[Records from a collection]

_ _ _ _ _

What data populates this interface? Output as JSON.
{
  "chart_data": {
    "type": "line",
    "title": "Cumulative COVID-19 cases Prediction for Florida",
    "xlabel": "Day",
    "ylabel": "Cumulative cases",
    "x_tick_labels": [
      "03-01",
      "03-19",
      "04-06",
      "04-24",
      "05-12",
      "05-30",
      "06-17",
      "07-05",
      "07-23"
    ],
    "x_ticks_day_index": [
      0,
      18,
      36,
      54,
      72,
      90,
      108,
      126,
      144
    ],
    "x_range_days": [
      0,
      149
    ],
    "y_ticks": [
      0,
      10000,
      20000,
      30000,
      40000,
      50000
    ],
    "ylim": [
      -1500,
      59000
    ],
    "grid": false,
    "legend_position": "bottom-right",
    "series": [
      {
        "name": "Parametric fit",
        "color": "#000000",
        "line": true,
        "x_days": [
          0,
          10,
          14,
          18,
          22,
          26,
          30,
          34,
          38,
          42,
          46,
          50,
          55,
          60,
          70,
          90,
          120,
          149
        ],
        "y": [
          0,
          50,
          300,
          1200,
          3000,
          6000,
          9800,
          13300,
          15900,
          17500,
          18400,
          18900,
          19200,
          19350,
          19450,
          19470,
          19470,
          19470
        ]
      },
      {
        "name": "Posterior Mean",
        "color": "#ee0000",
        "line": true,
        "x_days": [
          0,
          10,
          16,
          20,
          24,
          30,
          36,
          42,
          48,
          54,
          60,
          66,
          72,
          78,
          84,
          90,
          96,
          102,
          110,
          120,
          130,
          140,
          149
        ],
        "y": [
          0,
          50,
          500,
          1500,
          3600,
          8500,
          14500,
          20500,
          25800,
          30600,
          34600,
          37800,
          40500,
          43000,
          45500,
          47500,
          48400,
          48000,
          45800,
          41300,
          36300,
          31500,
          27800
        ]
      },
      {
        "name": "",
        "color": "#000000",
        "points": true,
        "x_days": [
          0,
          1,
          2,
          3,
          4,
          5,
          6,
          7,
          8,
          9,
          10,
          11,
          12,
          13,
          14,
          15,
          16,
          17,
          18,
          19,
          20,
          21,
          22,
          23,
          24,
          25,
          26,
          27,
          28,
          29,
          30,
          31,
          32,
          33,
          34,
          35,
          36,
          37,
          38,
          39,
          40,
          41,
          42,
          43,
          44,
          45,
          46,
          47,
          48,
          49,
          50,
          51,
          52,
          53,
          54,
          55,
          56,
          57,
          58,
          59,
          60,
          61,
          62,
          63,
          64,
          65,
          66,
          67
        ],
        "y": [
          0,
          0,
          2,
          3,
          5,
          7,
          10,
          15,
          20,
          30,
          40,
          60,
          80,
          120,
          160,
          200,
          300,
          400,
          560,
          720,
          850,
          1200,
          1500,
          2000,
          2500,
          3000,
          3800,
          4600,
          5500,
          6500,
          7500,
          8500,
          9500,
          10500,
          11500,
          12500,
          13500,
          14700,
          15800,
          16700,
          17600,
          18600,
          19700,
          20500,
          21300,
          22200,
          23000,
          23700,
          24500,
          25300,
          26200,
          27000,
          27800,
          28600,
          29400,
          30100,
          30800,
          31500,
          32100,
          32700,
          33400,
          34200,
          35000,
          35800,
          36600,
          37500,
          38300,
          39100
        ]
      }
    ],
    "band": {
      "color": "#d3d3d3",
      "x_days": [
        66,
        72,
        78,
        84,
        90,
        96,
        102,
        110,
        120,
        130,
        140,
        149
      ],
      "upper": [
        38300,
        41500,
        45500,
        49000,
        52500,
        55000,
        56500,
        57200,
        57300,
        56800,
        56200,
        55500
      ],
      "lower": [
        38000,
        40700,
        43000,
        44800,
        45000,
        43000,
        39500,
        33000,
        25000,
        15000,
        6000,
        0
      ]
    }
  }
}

_ _ _ _ _

### WHAT YOU SHOULD DO
Tally the lines of the data that hold the string "cases". Answer with the number and nothing more.

### RESPONSE FOR THIS EXERCISE
2